◆ **Exercise details**
Search the data for the word "Water" and copy every line that contains it.

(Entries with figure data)
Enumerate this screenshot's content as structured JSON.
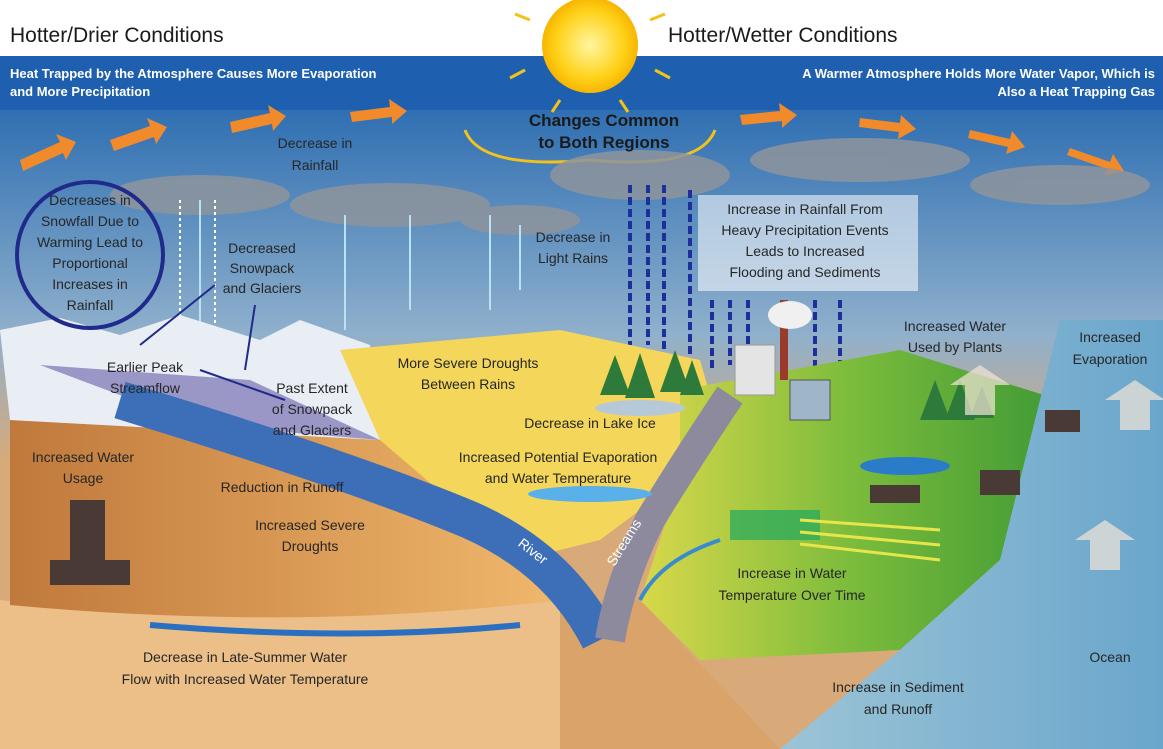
{
  "header": {
    "left_title": "Hotter/Drier Conditions",
    "right_title": "Hotter/Wetter Conditions",
    "left_banner": [
      "Heat Trapped by the Atmosphere Causes More Evaporation",
      "and More Precipitation"
    ],
    "right_banner": [
      "A Warmer Atmosphere Holds More Water Vapor, Which is",
      "Also a Heat Trapping Gas"
    ]
  },
  "center_title": [
    "Changes Common",
    "to Both Regions"
  ],
  "labels": [
    {
      "lines": [
        "Decrease in",
        "Rainfall"
      ]
    },
    {
      "lines": [
        "Decreases in",
        "Snowfall Due to",
        "Warming Lead to",
        "Proportional",
        "Increases in",
        "Rainfall"
      ]
    },
    {
      "lines": [
        "Decreased",
        "Snowpack",
        "and Glaciers"
      ]
    },
    {
      "lines": [
        "Decrease in",
        "Light Rains"
      ]
    },
    {
      "lines": [
        "Increase in Rainfall From",
        "Heavy Precipitation Events",
        "Leads to Increased",
        "Flooding and Sediments"
      ]
    },
    {
      "lines": [
        "Increased Water",
        "Used by Plants"
      ]
    },
    {
      "lines": [
        "Increased",
        "Evaporation"
      ]
    },
    {
      "lines": [
        "Earlier Peak",
        "Streamflow"
      ]
    },
    {
      "lines": [
        "Past Extent",
        "of Snowpack",
        "and Glaciers"
      ]
    },
    {
      "lines": [
        "More Severe Droughts",
        "Between Rains"
      ]
    },
    {
      "lines": [
        "Decrease in Lake Ice"
      ]
    },
    {
      "lines": [
        "Increased Potential Evaporation",
        "and Water Temperature"
      ]
    },
    {
      "lines": [
        "Increased Water",
        "Usage"
      ]
    },
    {
      "lines": [
        "Reduction in Runoff"
      ]
    },
    {
      "lines": [
        "Increased Severe",
        "Droughts"
      ]
    },
    {
      "lines": [
        "River"
      ]
    },
    {
      "lines": [
        "Streams"
      ]
    },
    {
      "lines": [
        "Increase in Water",
        "Temperature Over Time"
      ]
    },
    {
      "lines": [
        "Decrease in Late-Summer Water",
        "Flow with Increased Water Temperature"
      ]
    },
    {
      "lines": [
        "Ocean"
      ]
    },
    {
      "lines": [
        "Increase in Sediment",
        "and Runoff"
      ]
    }
  ]
}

◆ **Exercise answer**
      "A Warmer Atmosphere Holds More Water Vapor, Which is",
        "Increased Water",
        "and Water Temperature"
        "Increased Water",
        "Increase in Water",
        "Decrease in Late-Summer Water",
        "Flow with Increased Water Temperature"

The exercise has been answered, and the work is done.